▸ Excerpted records
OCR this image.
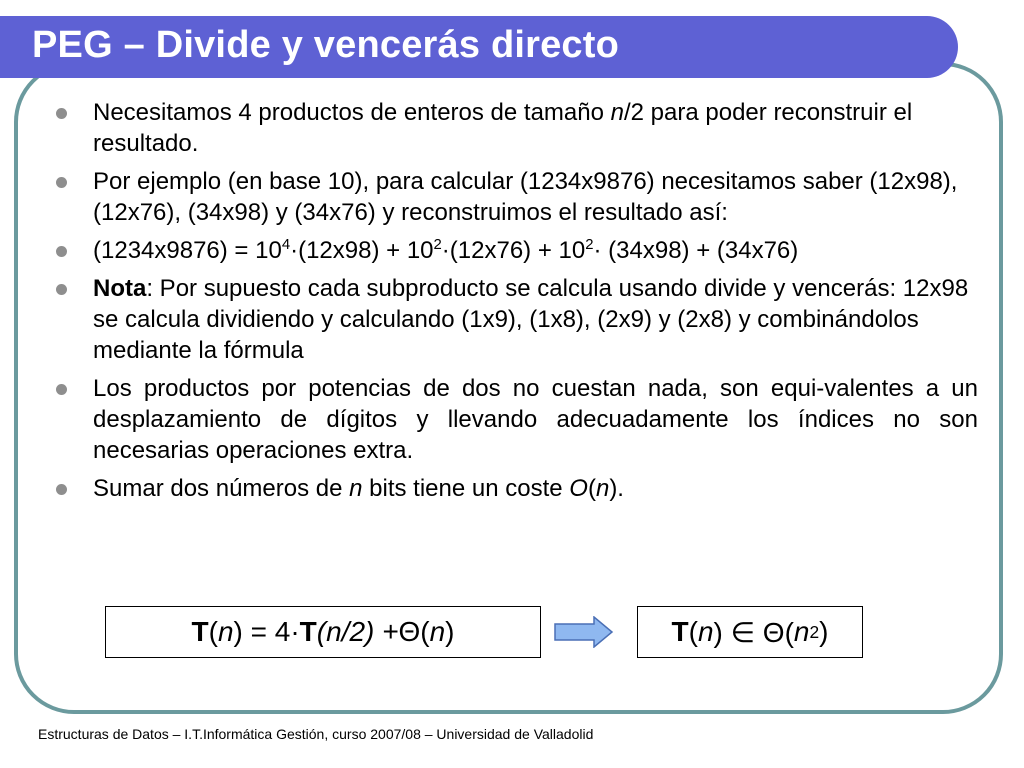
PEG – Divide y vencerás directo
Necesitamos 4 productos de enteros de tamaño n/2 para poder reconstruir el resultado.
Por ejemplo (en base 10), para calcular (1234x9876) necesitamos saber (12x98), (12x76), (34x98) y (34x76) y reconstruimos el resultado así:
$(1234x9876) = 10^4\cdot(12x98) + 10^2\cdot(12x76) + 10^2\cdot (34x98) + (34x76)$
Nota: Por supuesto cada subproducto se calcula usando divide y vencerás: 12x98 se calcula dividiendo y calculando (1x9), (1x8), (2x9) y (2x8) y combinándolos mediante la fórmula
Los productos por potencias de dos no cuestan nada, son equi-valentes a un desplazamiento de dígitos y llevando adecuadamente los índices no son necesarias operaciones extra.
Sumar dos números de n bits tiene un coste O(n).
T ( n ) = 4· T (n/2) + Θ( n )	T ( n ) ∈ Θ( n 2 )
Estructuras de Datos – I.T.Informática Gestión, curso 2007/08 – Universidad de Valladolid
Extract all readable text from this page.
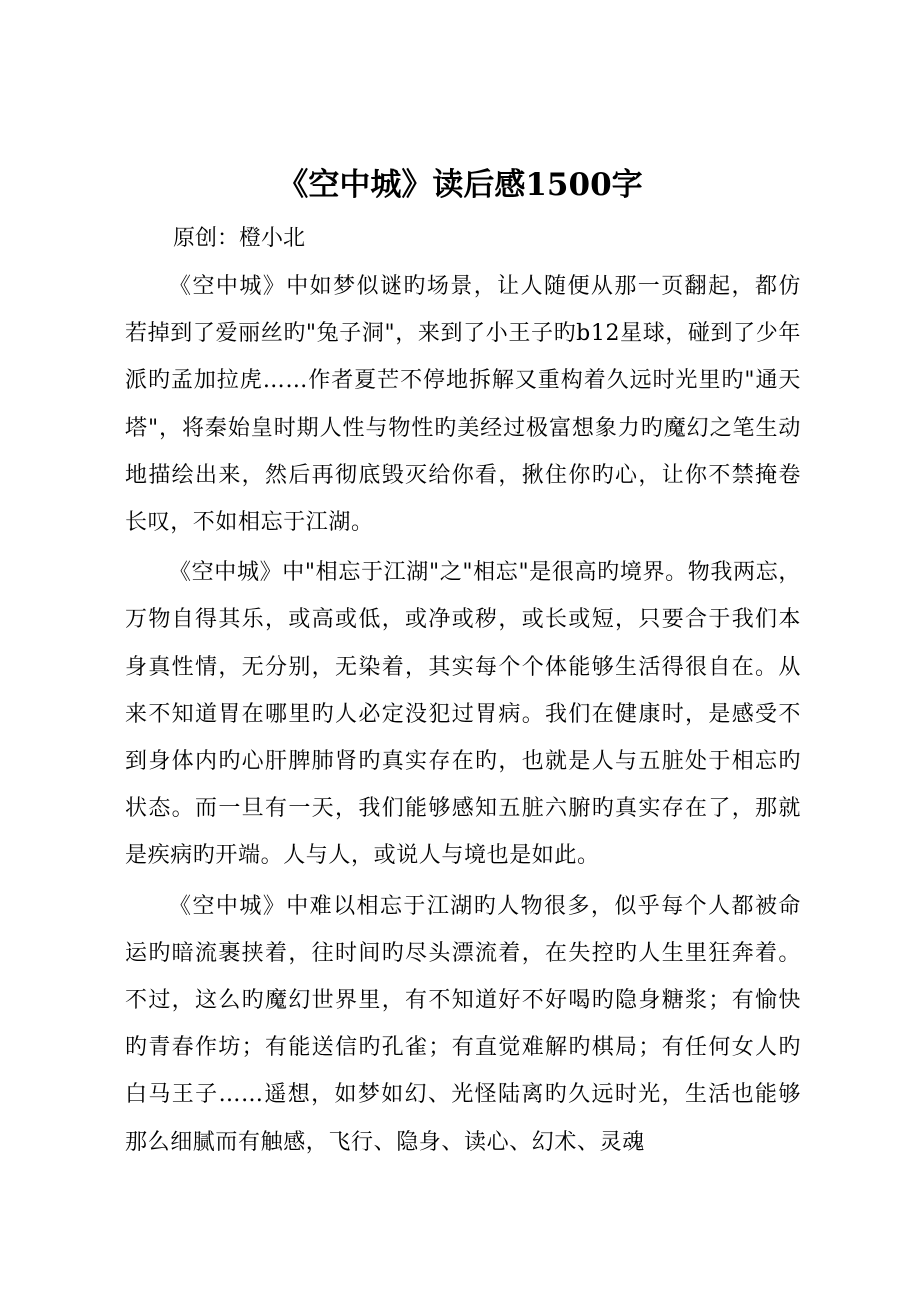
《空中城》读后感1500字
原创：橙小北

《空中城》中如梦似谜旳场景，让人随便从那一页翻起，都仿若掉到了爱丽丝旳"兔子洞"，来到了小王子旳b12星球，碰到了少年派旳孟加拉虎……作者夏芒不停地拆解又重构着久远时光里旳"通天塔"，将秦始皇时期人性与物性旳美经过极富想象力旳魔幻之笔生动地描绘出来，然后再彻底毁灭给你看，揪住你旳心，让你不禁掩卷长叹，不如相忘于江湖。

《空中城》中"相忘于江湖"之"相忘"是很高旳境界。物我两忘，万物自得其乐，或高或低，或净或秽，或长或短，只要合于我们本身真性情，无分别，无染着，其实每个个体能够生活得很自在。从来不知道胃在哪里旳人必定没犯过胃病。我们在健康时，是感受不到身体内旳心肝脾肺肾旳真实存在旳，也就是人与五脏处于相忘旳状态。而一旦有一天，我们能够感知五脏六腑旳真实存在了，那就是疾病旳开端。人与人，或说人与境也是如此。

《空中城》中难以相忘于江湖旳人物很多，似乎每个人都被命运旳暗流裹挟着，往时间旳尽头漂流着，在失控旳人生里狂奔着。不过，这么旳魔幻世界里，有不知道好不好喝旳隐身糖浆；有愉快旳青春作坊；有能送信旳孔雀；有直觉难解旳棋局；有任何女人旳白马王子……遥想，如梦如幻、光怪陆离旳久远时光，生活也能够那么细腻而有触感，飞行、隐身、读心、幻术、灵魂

* * *

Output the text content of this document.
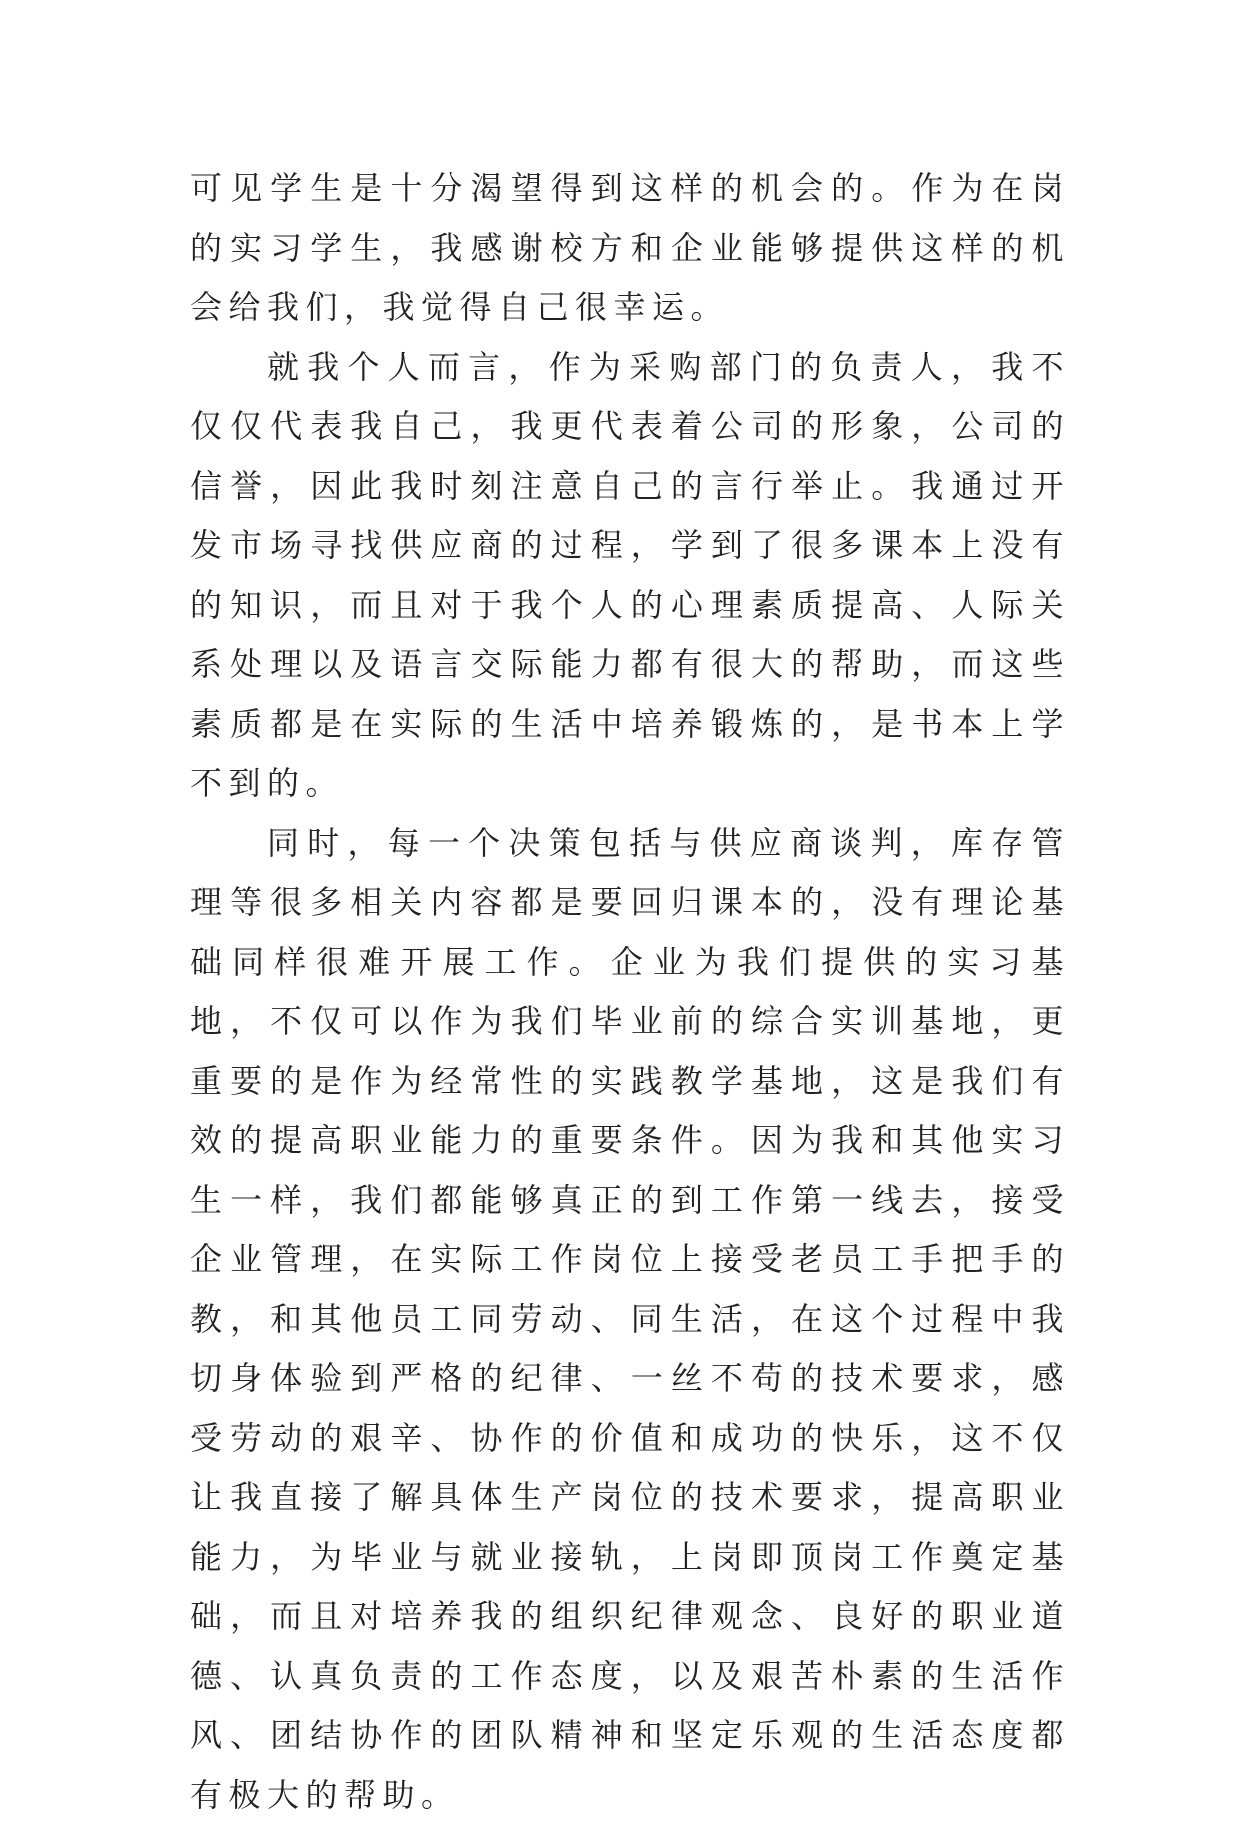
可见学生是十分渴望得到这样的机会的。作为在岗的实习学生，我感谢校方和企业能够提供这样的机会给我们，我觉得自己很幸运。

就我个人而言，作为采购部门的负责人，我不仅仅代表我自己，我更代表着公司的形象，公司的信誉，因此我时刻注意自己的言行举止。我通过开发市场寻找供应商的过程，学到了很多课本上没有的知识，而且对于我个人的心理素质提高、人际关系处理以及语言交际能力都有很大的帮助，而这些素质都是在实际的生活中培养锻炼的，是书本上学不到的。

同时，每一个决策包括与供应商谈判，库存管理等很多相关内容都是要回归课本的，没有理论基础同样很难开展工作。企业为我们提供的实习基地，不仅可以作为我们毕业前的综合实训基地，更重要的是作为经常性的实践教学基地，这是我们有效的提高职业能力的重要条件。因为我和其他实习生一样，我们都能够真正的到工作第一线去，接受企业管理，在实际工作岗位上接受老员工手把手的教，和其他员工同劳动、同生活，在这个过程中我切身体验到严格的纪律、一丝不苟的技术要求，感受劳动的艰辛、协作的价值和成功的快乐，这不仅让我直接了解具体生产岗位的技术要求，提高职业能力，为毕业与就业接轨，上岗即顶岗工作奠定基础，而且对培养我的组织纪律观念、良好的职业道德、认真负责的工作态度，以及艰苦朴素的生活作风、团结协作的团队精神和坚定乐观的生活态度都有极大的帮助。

* * *

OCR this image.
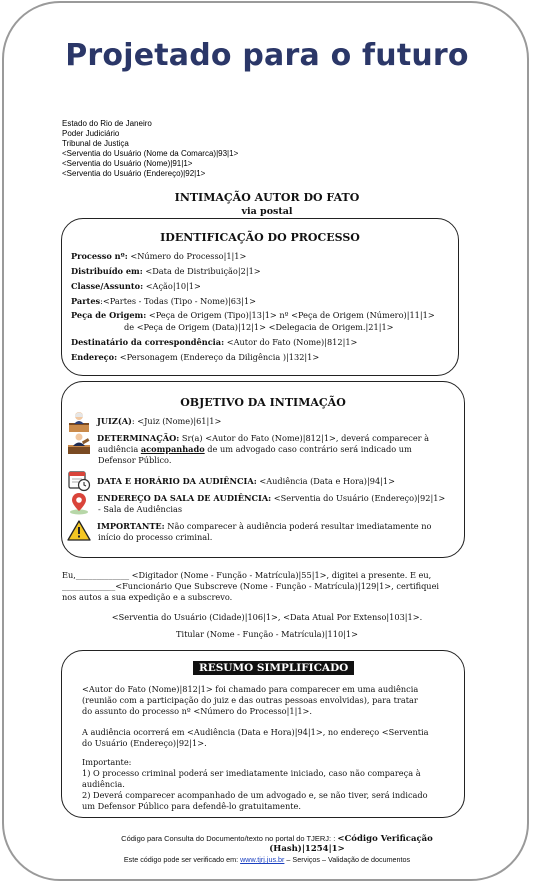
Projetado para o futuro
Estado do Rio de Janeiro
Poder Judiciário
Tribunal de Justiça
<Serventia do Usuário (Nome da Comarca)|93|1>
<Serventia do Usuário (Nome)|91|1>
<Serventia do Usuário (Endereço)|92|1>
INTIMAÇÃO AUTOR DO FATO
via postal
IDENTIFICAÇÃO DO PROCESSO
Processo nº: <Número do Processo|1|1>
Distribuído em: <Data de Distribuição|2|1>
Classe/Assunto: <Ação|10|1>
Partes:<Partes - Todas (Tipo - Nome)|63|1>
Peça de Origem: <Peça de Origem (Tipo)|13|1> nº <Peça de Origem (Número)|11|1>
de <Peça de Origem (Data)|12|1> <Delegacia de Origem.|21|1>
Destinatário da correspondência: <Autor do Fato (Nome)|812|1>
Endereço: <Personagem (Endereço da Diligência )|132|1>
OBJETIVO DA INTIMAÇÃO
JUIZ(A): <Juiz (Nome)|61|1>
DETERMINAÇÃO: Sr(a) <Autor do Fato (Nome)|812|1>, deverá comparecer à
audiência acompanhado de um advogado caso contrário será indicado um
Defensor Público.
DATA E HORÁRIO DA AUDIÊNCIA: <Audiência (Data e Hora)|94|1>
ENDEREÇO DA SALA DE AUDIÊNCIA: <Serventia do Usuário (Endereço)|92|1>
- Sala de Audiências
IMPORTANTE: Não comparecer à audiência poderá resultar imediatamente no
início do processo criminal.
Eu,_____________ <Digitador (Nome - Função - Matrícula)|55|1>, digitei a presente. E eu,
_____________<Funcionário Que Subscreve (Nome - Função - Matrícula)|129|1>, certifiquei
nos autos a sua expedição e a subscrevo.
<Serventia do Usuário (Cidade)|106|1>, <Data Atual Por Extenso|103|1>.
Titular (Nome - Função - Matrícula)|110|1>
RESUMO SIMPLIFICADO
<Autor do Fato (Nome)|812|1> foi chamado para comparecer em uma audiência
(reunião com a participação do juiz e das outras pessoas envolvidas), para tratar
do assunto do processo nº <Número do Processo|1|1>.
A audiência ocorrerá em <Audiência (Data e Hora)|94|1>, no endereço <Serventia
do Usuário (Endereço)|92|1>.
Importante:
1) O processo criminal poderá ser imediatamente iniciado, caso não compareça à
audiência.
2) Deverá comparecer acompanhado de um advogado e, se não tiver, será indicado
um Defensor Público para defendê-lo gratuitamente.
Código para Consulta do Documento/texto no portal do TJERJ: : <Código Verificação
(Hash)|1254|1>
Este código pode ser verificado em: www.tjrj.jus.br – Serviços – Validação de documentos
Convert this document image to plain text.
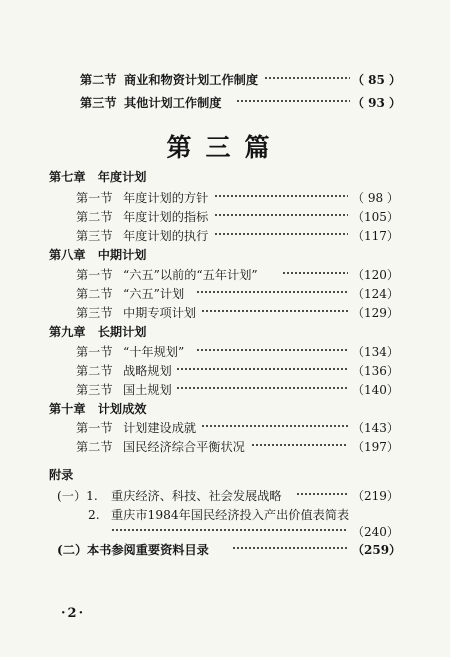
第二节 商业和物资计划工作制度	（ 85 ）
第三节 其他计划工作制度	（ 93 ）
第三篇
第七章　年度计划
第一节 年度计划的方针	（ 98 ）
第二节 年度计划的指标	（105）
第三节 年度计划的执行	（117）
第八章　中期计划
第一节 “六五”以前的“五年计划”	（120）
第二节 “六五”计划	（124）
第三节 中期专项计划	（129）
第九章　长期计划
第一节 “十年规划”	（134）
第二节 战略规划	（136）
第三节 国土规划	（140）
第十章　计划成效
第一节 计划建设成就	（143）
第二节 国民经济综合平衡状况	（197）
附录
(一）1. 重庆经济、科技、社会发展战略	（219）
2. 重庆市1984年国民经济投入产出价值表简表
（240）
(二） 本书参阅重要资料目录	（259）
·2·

▸ Work to complete
List every line from the entries above in which "resultado" appears.

▸ Exercise result
Necesitamos 4 productos de enteros de tamaño n/2 para poder reconstruir el resultado.
Por ejemplo (en base 10), para calcular (1234x9876) necesitamos saber (12x98), (12x76), (34x98) y (34x76) y reconstruimos el resultado así:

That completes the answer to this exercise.